# Exercise goal
Pull every line that holds the word "this" from the entries.

# Data for the task
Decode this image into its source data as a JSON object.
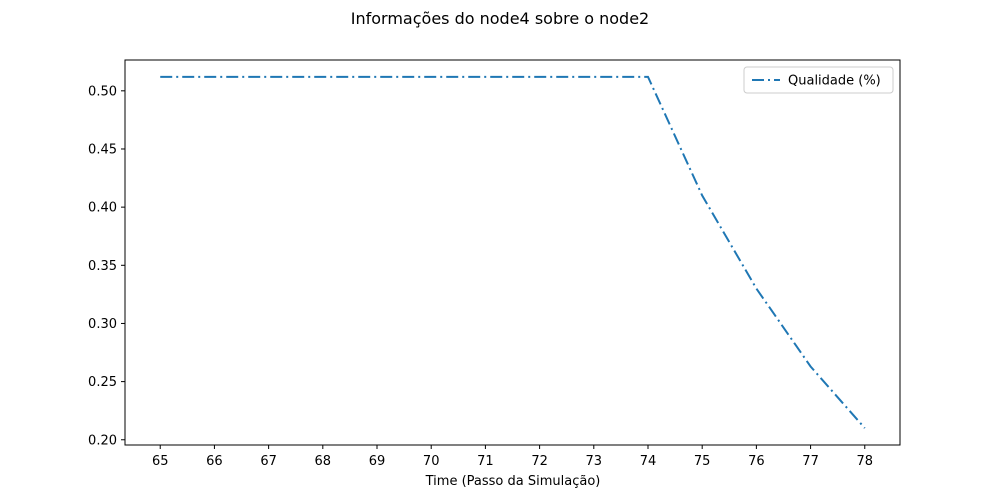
{
  "chart_data": {
    "type": "line",
    "title": "Informações do node4 sobre o node2",
    "xlabel": "Time (Passo da Simulação)",
    "ylabel": "",
    "x": [
      65,
      66,
      67,
      68,
      69,
      70,
      71,
      72,
      73,
      74,
      75,
      76,
      77,
      78
    ],
    "series": [
      {
        "name": "Qualidade (%)",
        "color": "#1f77b4",
        "line_style": "dashdot",
        "values": [
          0.512,
          0.512,
          0.512,
          0.512,
          0.512,
          0.512,
          0.512,
          0.512,
          0.512,
          0.512,
          0.41,
          0.33,
          0.263,
          0.21
        ]
      }
    ],
    "xticks": [
      "65",
      "66",
      "67",
      "68",
      "69",
      "70",
      "71",
      "72",
      "73",
      "74",
      "75",
      "76",
      "77",
      "78"
    ],
    "yticks": [
      0.2,
      0.25,
      0.3,
      0.35,
      0.4,
      0.45,
      0.5
    ],
    "ytick_labels": [
      "0.20",
      "0.25",
      "0.30",
      "0.35",
      "0.40",
      "0.45",
      "0.50"
    ],
    "xlim": [
      64.35,
      78.65
    ],
    "ylim": [
      0.1955,
      0.5265
    ],
    "grid": false,
    "legend_position": "upper right"
  }
}
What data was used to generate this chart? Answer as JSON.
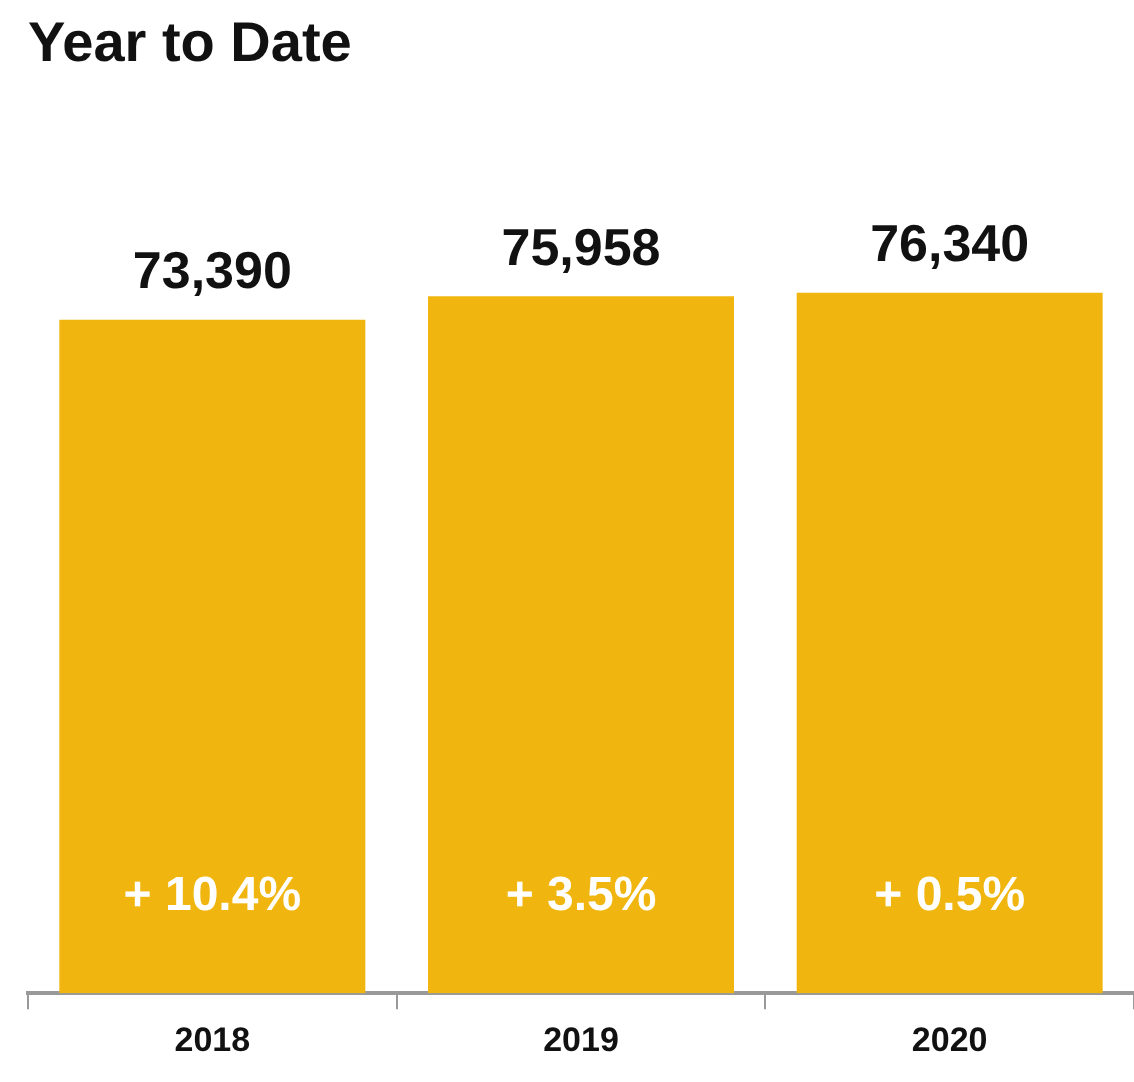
{
  "chart_data": {
    "type": "bar",
    "title": "Year to Date",
    "categories": [
      "2018",
      "2019",
      "2020"
    ],
    "values": [
      73390,
      75958,
      76340
    ],
    "color": "#f0b60f",
    "data_labels": true,
    "value_labels": [
      "73,390",
      "75,958",
      "76,340"
    ],
    "annotations": [
      "+ 10.4%",
      "+ 3.5%",
      "+ 0.5%"
    ],
    "legend": false
  }
}
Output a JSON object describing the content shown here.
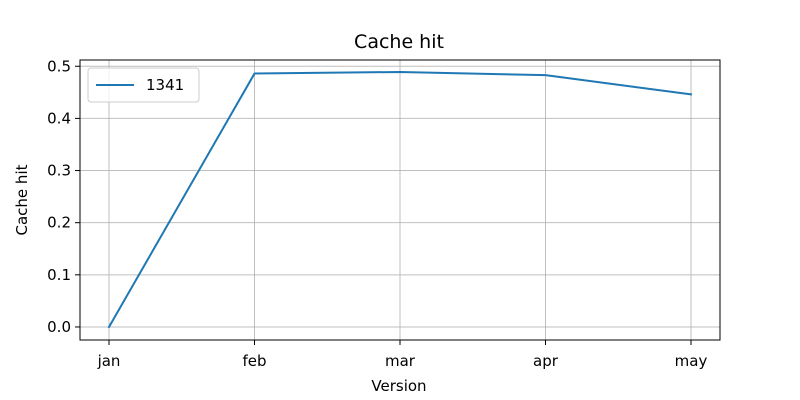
{
  "chart_data": {
    "type": "line",
    "title": "Cache hit",
    "xlabel": "Version",
    "ylabel": "Cache hit",
    "categories": [
      "jan",
      "feb",
      "mar",
      "apr",
      "may"
    ],
    "series": [
      {
        "name": "1341",
        "color": "#1f77b4",
        "values": [
          0.0,
          0.486,
          0.489,
          0.483,
          0.446
        ]
      }
    ],
    "ylim": [
      -0.025,
      0.512
    ],
    "yticks": [
      0.0,
      0.1,
      0.2,
      0.3,
      0.4,
      0.5
    ],
    "ytick_labels": [
      "0.0",
      "0.1",
      "0.2",
      "0.3",
      "0.4",
      "0.5"
    ],
    "grid": true,
    "legend_position": "top-left"
  }
}
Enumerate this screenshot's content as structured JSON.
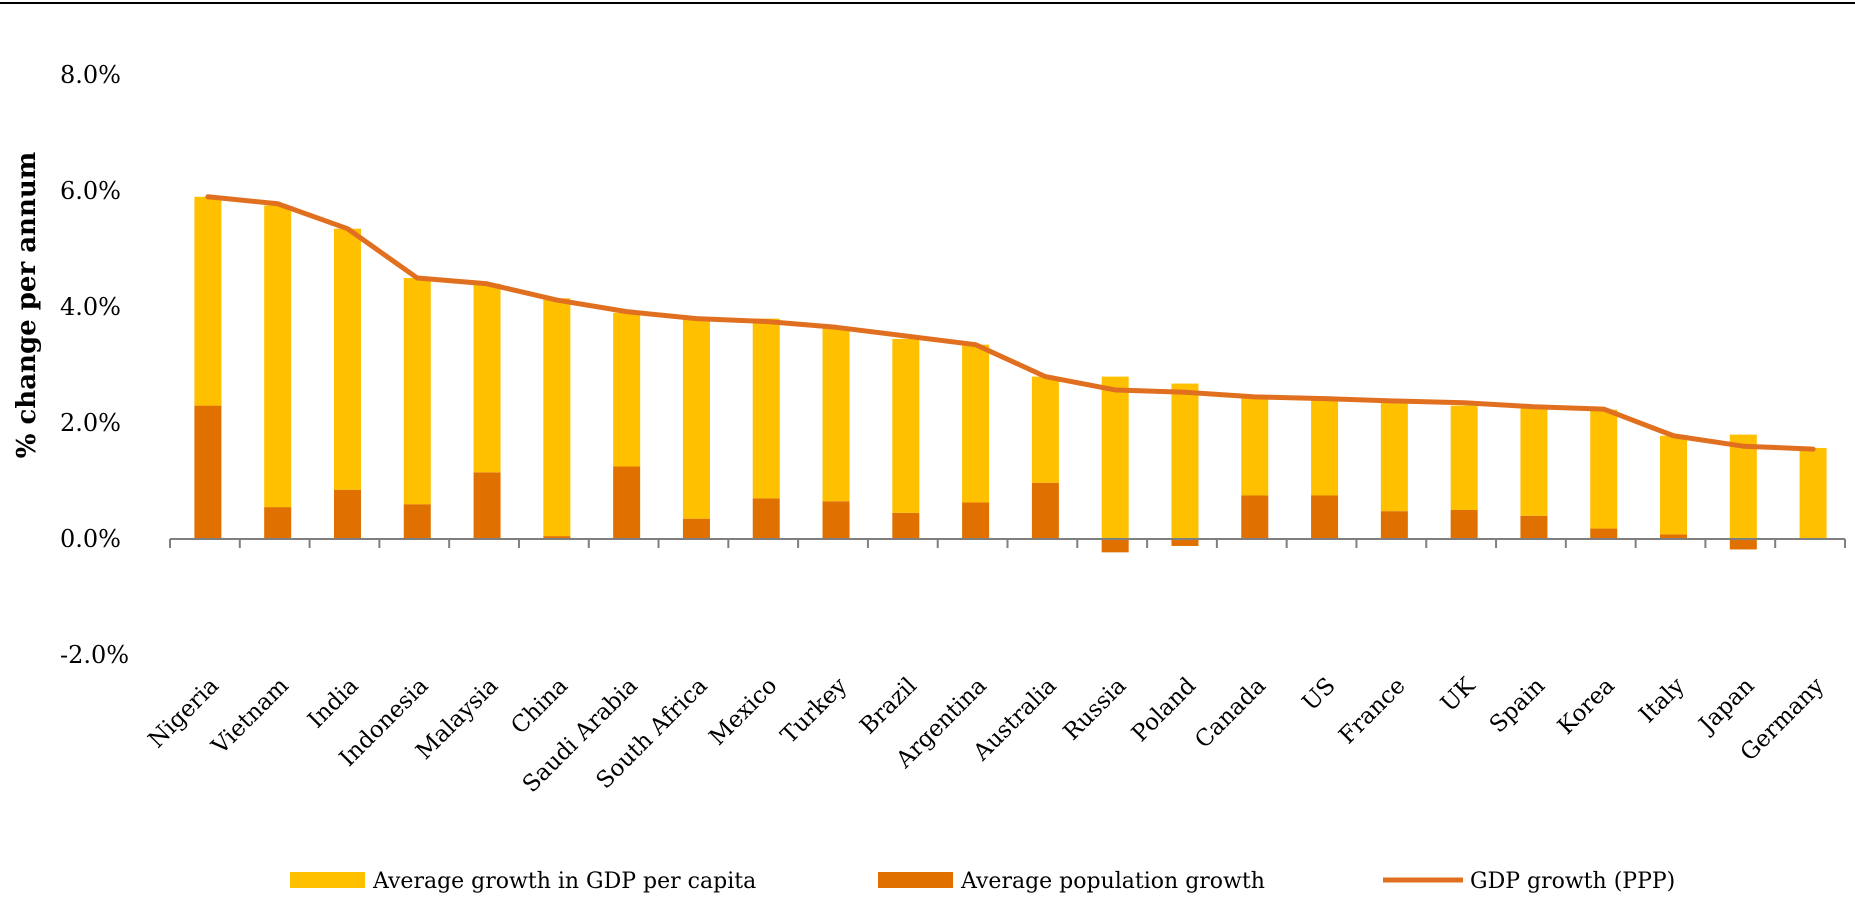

# Exercise answer
Decode this image into its source data as a JSON object.
What data was used to generate this chart? Answer as JSON.
Enumerate this screenshot's content as structured JSON.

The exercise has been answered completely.